Exclude the pictures, then quote exactly the lines from the one holding "Parse this screenshot: output" through the last line of the records.

[Recorded data]

——————————

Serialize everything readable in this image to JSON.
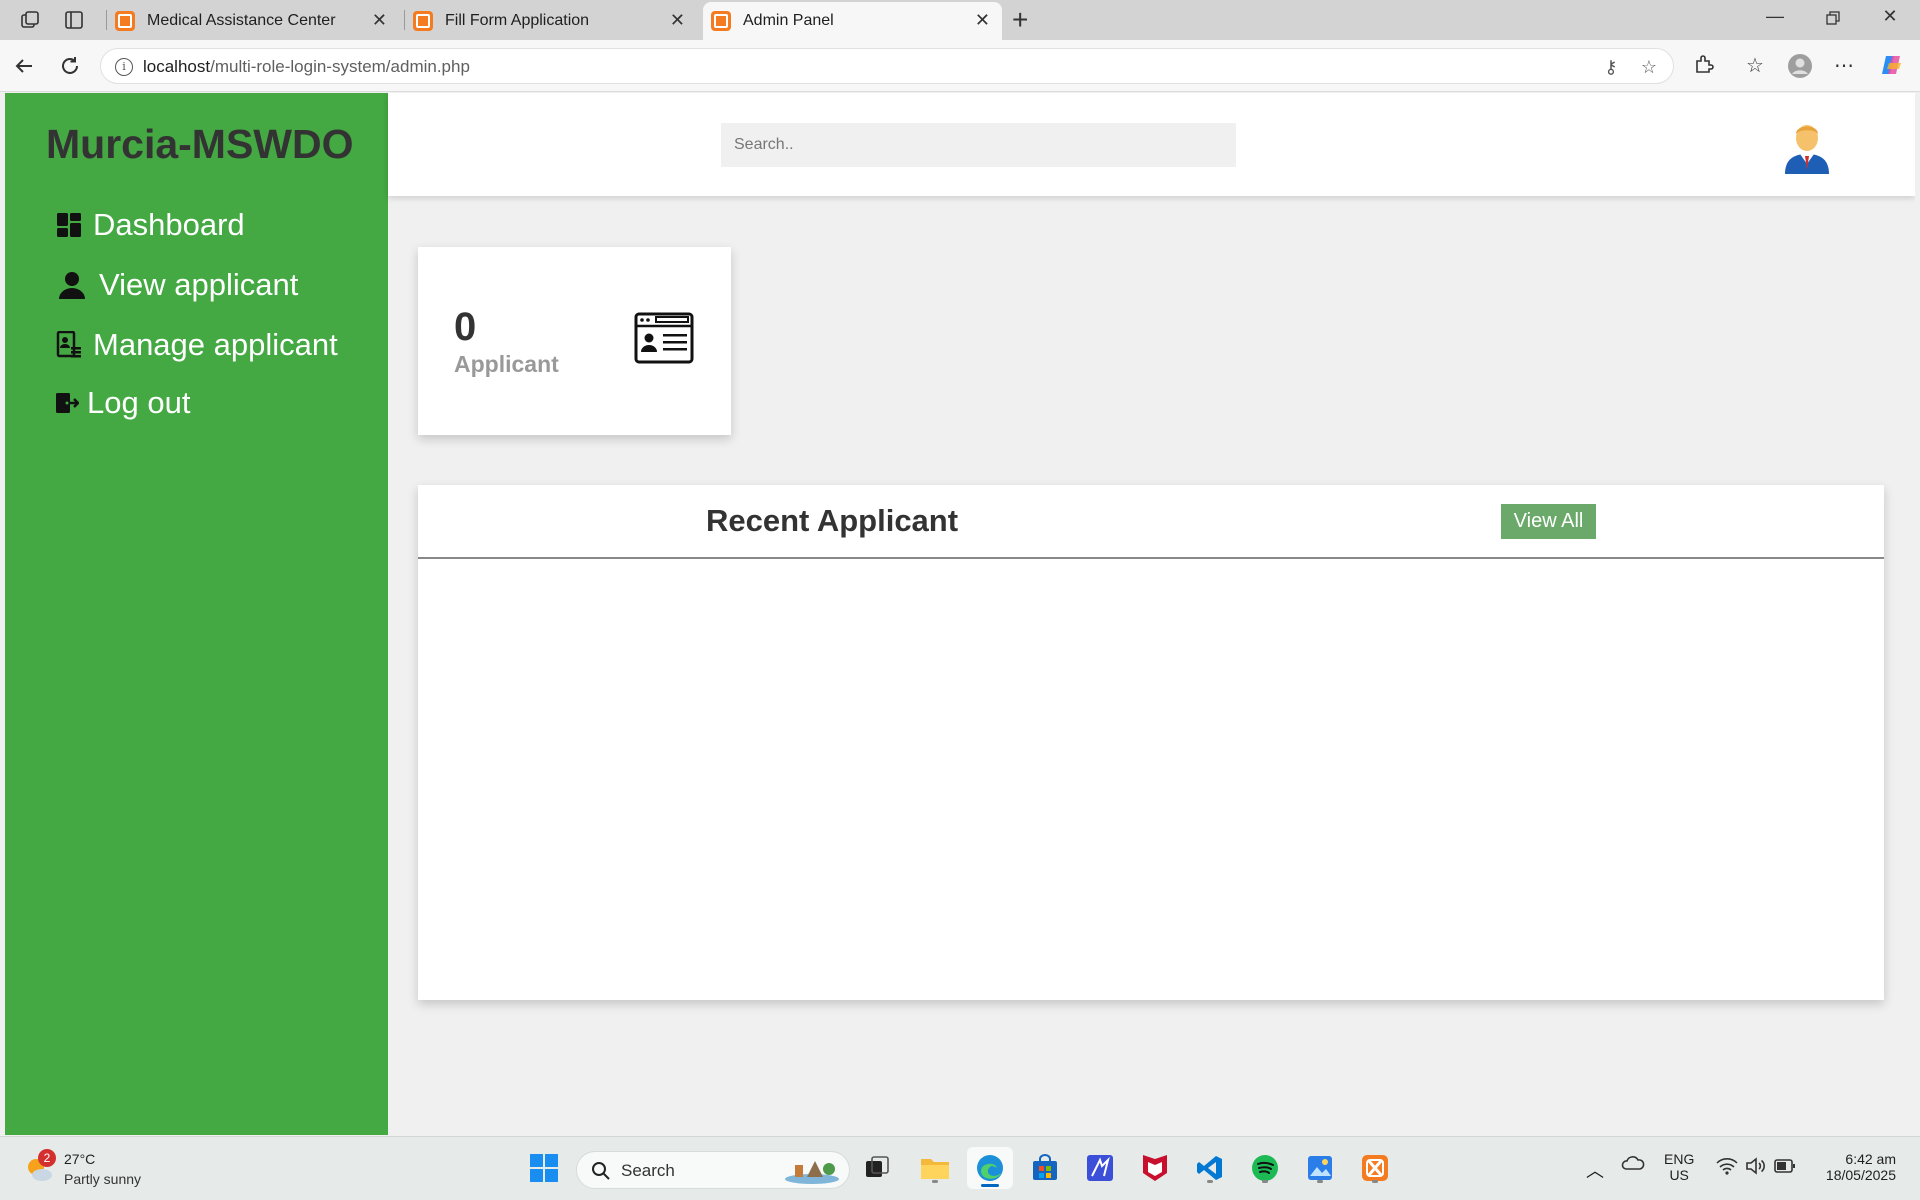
{
  "browser": {
    "tabs": [
      {
        "title": "Medical Assistance Center"
      },
      {
        "title": "Fill Form Application"
      },
      {
        "title": "Admin Panel"
      }
    ],
    "url_host": "localhost",
    "url_path": "/multi-role-login-system/admin.php"
  },
  "sidebar": {
    "brand": "Murcia-MSWDO",
    "items": [
      {
        "label": "Dashboard",
        "icon": "dashboard-icon"
      },
      {
        "label": "View applicant",
        "icon": "user-icon"
      },
      {
        "label": "Manage applicant",
        "icon": "manage-applicant-icon"
      },
      {
        "label": "Log out",
        "icon": "logout-icon"
      }
    ]
  },
  "topbar": {
    "search_placeholder": "Search.."
  },
  "stats": {
    "count": "0",
    "label": "Applicant"
  },
  "recent": {
    "title": "Recent Applicant",
    "view_all": "View All"
  },
  "taskbar": {
    "weather_temp": "27°C",
    "weather_desc": "Partly sunny",
    "weather_badge": "2",
    "search_label": "Search",
    "lang_line1": "ENG",
    "lang_line2": "US",
    "time": "6:42 am",
    "date": "18/05/2025"
  },
  "colors": {
    "sidebar": "#44a843",
    "view_all_button": "#6aa96a",
    "page_background": "#f0f0f0"
  }
}
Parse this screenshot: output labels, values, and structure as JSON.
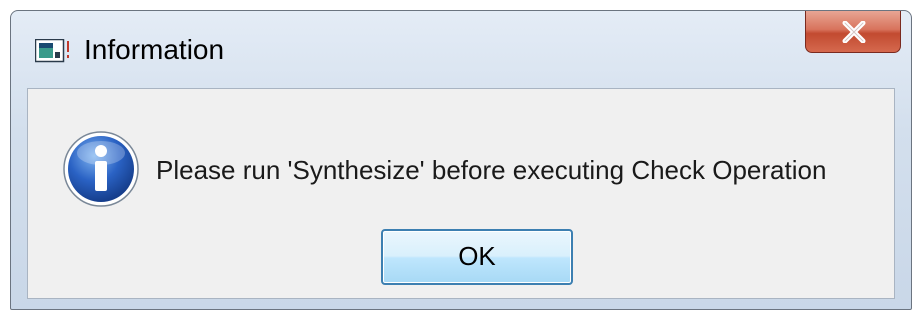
{
  "dialog": {
    "title": "Information",
    "message": "Please run 'Synthesize' before executing Check Operation",
    "ok_label": "OK",
    "icons": {
      "app": "application-icon",
      "close": "close-icon",
      "info": "information-icon"
    }
  },
  "colors": {
    "titlebar": "#d3dfed",
    "close_button": "#c24a30",
    "client_background": "#f0f0f0",
    "info_icon": "#1f4fa8",
    "ok_border": "#3c7fb1"
  }
}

——————————

• [SOLUTION FOR THIS TASK]:
Parse this screenshot: output labels, values, and structure as JSON.
{
  "dialog": {
    "title": "Information",
    "message": "Please run 'Synthesize' before executing Check Operation",
    "ok_label": "OK",
    "icons": {
      "app": "application-icon",
      "close": "close-icon",
      "info": "information-icon"
    }
  },
  "colors": {
    "titlebar": "#d3dfed",
    "close_button": "#c24a30",
    "client_background": "#f0f0f0",
    "info_icon": "#1f4fa8",
    "ok_border": "#3c7fb1"
  }
}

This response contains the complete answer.